*What is needed:*
Where a line holds the string "jako", return that line.
--------------------
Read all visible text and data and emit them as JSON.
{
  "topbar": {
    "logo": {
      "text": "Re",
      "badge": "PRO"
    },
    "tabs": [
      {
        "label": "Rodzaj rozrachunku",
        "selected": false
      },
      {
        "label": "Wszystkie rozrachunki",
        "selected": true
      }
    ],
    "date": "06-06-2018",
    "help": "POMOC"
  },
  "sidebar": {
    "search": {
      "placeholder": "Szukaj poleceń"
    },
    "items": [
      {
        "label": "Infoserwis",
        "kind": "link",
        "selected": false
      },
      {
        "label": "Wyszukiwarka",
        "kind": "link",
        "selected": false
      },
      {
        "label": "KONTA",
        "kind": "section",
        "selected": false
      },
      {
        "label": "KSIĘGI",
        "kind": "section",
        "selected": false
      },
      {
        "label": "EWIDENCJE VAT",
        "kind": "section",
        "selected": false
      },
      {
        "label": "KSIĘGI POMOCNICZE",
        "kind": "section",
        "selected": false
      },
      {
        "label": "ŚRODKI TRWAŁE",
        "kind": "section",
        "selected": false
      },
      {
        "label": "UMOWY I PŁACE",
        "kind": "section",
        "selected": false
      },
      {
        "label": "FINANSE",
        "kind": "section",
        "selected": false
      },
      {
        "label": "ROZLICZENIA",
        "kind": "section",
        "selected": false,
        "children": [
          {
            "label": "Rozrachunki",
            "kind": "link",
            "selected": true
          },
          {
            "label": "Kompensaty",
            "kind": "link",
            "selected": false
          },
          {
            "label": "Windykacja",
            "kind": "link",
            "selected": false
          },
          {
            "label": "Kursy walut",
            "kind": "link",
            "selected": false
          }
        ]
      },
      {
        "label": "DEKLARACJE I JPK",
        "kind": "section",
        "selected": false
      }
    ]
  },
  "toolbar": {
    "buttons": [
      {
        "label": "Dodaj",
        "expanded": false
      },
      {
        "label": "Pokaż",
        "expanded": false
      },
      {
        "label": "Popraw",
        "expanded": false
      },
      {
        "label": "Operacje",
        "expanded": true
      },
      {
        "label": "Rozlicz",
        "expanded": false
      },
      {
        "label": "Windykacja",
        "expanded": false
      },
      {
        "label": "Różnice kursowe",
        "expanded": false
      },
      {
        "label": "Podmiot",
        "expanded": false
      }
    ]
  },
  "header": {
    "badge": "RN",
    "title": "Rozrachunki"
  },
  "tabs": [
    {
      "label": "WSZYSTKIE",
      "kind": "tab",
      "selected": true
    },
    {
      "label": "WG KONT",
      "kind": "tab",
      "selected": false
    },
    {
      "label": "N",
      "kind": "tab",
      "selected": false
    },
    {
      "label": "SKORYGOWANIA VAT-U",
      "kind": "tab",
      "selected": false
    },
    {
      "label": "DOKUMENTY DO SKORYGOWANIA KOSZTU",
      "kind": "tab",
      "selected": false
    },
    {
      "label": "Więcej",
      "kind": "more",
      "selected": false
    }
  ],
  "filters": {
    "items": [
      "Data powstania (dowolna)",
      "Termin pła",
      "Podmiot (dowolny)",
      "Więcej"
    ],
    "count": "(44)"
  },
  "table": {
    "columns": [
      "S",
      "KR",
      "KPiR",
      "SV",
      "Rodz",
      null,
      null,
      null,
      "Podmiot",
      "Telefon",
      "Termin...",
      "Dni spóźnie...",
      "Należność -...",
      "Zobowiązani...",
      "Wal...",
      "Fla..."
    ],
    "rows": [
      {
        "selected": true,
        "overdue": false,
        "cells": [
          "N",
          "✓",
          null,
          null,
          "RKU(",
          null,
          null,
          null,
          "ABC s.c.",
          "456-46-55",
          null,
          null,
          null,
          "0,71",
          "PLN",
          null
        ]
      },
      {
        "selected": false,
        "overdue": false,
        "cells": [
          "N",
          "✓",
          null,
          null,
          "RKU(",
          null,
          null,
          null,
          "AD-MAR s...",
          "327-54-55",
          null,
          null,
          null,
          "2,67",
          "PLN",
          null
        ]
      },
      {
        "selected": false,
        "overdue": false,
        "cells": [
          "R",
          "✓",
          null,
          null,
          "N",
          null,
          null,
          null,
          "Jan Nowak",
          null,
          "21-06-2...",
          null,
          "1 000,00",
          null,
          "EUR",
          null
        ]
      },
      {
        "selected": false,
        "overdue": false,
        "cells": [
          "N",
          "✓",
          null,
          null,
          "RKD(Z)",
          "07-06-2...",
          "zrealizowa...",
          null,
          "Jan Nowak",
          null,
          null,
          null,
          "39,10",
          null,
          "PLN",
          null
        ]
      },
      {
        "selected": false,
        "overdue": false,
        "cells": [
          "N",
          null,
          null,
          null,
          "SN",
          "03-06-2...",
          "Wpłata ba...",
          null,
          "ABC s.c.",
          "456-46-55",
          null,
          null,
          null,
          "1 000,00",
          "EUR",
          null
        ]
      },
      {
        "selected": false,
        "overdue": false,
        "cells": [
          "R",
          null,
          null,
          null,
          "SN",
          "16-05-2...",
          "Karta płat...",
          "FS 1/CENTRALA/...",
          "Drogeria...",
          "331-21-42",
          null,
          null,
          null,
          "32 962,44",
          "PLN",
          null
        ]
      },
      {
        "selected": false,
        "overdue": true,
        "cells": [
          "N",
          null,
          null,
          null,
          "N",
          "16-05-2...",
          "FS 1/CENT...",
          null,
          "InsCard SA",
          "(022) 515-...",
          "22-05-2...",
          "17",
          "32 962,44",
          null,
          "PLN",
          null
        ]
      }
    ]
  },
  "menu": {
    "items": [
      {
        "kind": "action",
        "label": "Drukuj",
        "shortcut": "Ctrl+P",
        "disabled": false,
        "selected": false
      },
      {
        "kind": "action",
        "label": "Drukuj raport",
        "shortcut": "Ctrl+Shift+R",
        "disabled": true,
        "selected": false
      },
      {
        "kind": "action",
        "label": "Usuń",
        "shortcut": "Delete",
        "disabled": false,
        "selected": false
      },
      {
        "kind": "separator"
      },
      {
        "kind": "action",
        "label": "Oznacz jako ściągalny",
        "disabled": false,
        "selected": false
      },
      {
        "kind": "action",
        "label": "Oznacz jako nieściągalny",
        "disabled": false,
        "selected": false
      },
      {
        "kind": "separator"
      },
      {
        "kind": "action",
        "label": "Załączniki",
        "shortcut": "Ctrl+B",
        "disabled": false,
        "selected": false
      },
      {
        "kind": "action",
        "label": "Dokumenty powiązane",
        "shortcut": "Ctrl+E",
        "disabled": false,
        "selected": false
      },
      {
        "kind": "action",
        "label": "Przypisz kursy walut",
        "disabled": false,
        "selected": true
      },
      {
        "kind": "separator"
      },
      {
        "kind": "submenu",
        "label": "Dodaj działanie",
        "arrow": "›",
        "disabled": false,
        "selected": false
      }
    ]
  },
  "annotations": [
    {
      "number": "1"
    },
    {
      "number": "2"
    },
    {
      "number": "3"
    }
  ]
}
--------------------
*Solution to this problem:*
        "label": "Oznacz jako ściągalny",
        "label": "Oznacz jako nieściągalny",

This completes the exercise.